[Items from a dataset]
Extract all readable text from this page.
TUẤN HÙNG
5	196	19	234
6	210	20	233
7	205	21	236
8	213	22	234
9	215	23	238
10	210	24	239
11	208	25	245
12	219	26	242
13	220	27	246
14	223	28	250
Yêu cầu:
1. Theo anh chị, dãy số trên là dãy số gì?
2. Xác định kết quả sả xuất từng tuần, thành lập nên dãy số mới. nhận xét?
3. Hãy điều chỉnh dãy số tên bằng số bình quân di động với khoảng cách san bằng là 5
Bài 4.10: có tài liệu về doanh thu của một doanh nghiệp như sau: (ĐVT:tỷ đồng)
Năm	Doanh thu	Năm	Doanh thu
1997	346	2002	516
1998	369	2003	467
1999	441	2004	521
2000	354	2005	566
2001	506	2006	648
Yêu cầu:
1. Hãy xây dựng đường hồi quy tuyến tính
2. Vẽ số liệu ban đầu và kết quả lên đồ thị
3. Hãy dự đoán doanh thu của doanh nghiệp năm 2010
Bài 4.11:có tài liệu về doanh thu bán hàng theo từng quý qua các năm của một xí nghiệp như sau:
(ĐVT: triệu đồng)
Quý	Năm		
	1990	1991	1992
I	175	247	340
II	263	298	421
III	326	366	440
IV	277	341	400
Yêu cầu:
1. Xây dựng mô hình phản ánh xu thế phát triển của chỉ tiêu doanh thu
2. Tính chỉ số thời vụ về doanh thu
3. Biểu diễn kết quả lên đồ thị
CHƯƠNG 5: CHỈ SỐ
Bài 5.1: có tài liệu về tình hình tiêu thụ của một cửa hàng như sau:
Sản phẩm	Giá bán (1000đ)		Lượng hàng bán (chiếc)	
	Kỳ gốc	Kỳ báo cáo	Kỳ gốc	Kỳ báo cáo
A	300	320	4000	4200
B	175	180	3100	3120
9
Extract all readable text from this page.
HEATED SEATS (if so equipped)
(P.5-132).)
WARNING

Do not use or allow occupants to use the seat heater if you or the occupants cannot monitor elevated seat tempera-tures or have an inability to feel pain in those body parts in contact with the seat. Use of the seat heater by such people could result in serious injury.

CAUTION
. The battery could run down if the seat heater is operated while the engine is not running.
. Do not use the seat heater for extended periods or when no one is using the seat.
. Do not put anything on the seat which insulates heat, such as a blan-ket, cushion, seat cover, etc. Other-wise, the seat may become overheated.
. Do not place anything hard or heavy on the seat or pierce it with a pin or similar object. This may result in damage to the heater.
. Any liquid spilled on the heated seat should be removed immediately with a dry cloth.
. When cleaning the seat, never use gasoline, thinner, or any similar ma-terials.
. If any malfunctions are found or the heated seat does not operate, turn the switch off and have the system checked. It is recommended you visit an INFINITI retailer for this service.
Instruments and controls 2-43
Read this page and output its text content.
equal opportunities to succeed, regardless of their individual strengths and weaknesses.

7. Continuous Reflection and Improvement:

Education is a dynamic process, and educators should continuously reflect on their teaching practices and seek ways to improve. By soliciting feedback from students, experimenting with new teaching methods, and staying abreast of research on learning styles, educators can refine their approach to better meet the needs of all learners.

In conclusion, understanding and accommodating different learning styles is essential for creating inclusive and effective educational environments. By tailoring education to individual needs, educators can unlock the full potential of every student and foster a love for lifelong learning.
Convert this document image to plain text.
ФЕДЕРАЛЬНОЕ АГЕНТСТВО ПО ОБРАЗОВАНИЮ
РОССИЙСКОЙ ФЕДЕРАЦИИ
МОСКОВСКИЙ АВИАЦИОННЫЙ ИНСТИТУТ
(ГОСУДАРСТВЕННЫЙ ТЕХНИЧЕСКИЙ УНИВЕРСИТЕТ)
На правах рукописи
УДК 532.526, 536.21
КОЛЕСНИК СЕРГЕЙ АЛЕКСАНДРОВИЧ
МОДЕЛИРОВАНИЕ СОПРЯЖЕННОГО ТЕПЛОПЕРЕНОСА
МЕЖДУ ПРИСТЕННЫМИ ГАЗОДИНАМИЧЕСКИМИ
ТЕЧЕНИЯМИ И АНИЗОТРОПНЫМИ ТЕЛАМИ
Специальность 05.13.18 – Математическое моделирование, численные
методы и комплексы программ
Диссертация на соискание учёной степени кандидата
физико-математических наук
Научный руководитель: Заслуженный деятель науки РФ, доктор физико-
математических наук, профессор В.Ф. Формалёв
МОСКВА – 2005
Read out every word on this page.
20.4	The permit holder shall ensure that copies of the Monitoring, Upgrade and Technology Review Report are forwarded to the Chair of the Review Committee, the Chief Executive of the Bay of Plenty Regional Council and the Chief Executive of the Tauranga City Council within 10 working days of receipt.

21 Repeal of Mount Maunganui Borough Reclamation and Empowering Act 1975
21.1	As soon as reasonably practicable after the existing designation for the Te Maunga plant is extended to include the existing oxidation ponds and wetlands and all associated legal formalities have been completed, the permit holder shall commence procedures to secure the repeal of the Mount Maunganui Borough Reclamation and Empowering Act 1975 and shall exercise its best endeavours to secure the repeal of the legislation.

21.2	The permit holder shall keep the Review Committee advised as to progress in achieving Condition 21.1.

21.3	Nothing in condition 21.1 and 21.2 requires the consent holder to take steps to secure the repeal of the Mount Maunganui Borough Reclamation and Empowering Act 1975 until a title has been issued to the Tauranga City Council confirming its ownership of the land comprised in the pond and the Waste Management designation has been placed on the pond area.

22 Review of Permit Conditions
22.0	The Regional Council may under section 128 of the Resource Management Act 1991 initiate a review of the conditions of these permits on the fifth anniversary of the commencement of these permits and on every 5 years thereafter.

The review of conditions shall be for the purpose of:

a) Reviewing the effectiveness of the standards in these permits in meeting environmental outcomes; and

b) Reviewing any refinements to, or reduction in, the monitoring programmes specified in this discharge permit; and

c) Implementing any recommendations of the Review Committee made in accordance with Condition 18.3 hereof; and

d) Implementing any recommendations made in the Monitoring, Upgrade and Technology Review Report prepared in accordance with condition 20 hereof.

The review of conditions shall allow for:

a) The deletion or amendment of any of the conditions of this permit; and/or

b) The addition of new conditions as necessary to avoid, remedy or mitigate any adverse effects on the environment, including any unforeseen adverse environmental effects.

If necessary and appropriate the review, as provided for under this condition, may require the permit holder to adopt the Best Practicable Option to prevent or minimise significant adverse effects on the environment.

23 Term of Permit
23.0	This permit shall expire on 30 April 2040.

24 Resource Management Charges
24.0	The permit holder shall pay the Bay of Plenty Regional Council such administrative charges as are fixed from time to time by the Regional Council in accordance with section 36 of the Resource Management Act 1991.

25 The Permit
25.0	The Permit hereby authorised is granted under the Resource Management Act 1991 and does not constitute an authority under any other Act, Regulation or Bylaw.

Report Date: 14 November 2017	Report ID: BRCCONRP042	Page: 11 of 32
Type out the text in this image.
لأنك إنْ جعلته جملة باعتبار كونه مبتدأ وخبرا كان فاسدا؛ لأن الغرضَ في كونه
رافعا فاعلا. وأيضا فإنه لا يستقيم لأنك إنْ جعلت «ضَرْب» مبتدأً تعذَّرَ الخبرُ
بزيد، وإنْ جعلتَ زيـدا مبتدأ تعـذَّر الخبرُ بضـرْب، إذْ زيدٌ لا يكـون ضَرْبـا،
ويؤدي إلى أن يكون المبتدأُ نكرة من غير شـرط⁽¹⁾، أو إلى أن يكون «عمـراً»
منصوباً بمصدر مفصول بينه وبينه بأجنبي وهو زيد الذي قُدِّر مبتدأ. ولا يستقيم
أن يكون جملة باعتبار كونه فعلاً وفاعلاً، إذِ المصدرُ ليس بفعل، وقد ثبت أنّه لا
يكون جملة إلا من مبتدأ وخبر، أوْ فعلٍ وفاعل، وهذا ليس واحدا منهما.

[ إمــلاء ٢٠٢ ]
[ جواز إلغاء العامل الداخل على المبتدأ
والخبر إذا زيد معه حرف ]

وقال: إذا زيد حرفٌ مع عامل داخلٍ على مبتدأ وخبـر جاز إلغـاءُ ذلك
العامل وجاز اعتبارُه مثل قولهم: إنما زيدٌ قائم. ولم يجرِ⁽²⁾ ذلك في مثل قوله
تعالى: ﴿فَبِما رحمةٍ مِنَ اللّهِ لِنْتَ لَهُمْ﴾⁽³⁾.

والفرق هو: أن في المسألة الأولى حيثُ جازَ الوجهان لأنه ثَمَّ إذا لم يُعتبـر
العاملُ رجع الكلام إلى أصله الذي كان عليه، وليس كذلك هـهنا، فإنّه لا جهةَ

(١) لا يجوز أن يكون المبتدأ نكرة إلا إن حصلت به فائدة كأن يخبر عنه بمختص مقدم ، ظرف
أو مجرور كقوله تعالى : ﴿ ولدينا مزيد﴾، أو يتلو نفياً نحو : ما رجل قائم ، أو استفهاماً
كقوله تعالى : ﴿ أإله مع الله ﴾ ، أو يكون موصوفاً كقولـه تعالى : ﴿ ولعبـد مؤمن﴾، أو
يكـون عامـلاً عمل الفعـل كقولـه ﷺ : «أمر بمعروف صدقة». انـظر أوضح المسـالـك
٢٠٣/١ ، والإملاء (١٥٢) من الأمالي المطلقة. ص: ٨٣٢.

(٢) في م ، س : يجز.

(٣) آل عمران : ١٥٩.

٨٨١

● Problem statement:
For each line of the listing that holds the word "физико", show that line.

● Exercise solution:
физико-математических наук
Научный руководитель: Заслуженный деятель науки РФ, доктор физико-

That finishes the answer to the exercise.